**Required task:** In the data below, find every line that has the string "transferts", and copy it.

— START Exercise inputs —

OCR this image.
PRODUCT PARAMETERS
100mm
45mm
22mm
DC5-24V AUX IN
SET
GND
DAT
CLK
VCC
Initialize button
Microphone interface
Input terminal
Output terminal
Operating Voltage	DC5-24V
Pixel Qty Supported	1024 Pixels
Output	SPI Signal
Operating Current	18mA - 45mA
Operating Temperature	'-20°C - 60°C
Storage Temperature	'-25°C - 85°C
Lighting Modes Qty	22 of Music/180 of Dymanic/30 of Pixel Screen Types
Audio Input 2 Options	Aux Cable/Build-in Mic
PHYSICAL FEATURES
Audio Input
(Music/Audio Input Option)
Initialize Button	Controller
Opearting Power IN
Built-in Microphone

— END Exercise inputs —
— START Exercise inputs —

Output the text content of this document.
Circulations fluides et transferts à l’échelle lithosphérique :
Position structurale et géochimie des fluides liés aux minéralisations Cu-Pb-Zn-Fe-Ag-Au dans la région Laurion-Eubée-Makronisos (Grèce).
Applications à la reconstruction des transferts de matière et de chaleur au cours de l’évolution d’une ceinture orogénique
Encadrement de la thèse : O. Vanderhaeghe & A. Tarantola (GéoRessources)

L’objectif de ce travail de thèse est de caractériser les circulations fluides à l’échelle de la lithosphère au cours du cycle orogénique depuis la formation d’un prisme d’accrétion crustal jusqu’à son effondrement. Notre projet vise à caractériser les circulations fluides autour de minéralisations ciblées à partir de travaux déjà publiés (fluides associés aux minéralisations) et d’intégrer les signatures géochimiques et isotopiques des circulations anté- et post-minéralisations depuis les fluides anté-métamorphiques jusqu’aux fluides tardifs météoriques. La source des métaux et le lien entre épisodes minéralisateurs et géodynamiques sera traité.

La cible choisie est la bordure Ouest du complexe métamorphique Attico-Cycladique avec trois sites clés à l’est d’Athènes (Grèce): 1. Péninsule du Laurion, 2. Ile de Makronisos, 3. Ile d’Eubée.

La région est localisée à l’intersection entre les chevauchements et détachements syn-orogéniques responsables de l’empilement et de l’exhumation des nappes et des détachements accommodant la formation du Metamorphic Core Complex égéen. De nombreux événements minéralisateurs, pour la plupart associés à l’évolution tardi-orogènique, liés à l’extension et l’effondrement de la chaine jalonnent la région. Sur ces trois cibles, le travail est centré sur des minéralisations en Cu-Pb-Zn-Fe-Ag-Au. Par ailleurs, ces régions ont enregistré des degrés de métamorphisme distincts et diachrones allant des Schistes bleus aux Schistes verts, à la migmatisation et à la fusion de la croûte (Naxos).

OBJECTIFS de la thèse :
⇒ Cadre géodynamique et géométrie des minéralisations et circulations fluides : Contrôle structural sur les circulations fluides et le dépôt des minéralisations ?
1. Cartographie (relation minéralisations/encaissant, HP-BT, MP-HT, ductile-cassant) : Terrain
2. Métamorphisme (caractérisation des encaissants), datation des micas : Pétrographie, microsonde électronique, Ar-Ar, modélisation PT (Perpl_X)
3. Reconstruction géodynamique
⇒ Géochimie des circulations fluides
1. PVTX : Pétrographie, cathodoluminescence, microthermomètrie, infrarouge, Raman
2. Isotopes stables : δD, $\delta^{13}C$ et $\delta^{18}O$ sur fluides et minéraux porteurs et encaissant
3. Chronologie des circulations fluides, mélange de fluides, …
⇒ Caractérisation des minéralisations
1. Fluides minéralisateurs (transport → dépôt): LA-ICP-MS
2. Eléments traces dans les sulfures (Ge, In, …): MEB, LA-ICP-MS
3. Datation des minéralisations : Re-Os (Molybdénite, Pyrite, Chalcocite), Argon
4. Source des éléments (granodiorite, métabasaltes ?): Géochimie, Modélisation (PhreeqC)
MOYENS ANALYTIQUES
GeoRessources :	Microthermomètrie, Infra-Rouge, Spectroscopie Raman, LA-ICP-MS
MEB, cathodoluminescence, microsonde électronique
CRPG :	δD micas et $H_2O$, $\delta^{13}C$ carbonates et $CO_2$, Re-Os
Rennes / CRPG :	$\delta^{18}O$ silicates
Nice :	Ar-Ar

— END Exercise inputs —
— START Exercise inputs —

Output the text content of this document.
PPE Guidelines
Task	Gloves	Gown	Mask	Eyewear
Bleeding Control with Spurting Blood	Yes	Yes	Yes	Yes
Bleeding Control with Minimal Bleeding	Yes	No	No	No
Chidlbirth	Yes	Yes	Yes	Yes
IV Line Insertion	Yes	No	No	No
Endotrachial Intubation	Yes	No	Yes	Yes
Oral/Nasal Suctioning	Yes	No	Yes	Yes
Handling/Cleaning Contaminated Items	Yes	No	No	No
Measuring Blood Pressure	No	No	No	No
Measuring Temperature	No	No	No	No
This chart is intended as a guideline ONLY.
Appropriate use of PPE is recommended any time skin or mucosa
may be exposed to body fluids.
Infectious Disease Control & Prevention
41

— END Exercise inputs —

**Written response:**
Circulations fluides et transferts à l’échelle lithosphérique :
Applications à la reconstruction des transferts de matière et de chaleur au cours de l’évolution d’une ceinture orogénique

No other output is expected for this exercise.